_INPUT RECORDS_.
^^^^^^^^

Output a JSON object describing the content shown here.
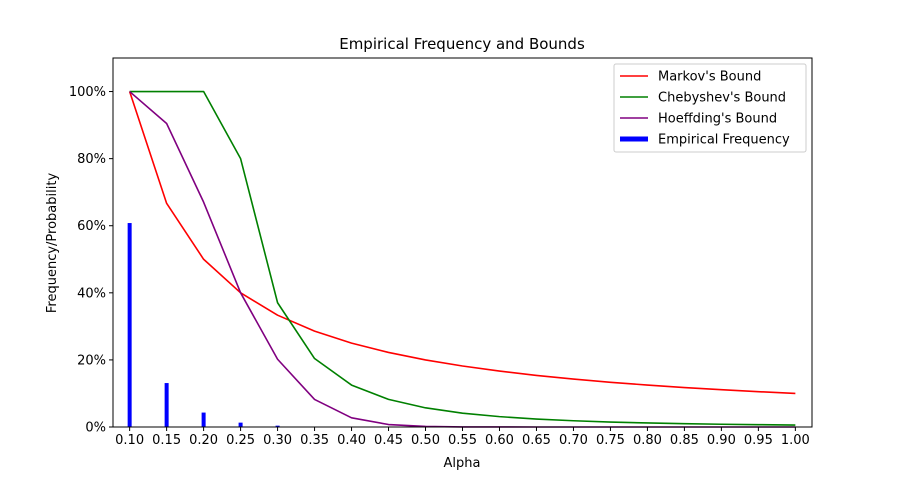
{
  "chart_data": {
    "type": "line",
    "title": "Empirical Frequency and Bounds",
    "xlabel": "Alpha",
    "ylabel": "Frequency/Probability",
    "x": [
      0.1,
      0.15,
      0.2,
      0.25,
      0.3,
      0.35,
      0.4,
      0.45,
      0.5,
      0.55,
      0.6,
      0.65,
      0.7,
      0.75,
      0.8,
      0.85,
      0.9,
      0.95,
      1.0
    ],
    "xticks": [
      "0.10",
      "0.15",
      "0.20",
      "0.25",
      "0.30",
      "0.35",
      "0.40",
      "0.45",
      "0.50",
      "0.55",
      "0.60",
      "0.65",
      "0.70",
      "0.75",
      "0.80",
      "0.85",
      "0.90",
      "0.95",
      "1.00"
    ],
    "xlim": [
      0.0775,
      1.0225
    ],
    "ylim": [
      0,
      1.1
    ],
    "yticks": [
      0,
      0.2,
      0.4,
      0.6,
      0.8,
      1.0
    ],
    "ytick_labels": [
      "0%",
      "20%",
      "40%",
      "60%",
      "80%",
      "100%"
    ],
    "legend_position": "top-right",
    "series": [
      {
        "name": "Markov's Bound",
        "kind": "line",
        "color": "#ff0000",
        "values": [
          1.0,
          0.6667,
          0.5,
          0.4,
          0.3333,
          0.2857,
          0.25,
          0.2222,
          0.2,
          0.1818,
          0.1667,
          0.1538,
          0.1429,
          0.1333,
          0.125,
          0.1176,
          0.1111,
          0.1053,
          0.1
        ]
      },
      {
        "name": "Chebyshev's Bound",
        "kind": "line",
        "color": "#008000",
        "values": [
          1.0,
          1.0,
          1.0,
          0.8,
          0.3704,
          0.2041,
          0.125,
          0.0823,
          0.0571,
          0.0413,
          0.0309,
          0.0237,
          0.0186,
          0.0148,
          0.0121,
          0.0099,
          0.0082,
          0.0069,
          0.0059
        ]
      },
      {
        "name": "Hoeffding's Bound",
        "kind": "line",
        "color": "#800080",
        "values": [
          1.0,
          0.9048,
          0.6703,
          0.4,
          0.2019,
          0.0821,
          0.0273,
          0.0074,
          0.0017,
          0.0003,
          0.0001,
          0.0,
          0.0,
          0.0,
          0.0,
          0.0,
          0.0,
          0.0,
          0.0
        ]
      },
      {
        "name": "Empirical Frequency",
        "kind": "bar",
        "color": "#0000ff",
        "values": [
          0.608,
          0.131,
          0.043,
          0.013,
          0.004,
          0.0,
          0.0,
          0.0,
          0.0,
          0.0,
          0.0,
          0.0,
          0.0,
          0.0,
          0.0,
          0.0,
          0.0,
          0.0,
          0.0
        ]
      }
    ]
  }
}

^^^^^^^^

_TASK PROMPT_.
Using the material above, copy every line in which the string "color" occurs.

_ANSWER TO THE PROBLEM_.
        "color": "#ff0000",
        "color": "#008000",
        "color": "#800080",
        "color": "#0000ff",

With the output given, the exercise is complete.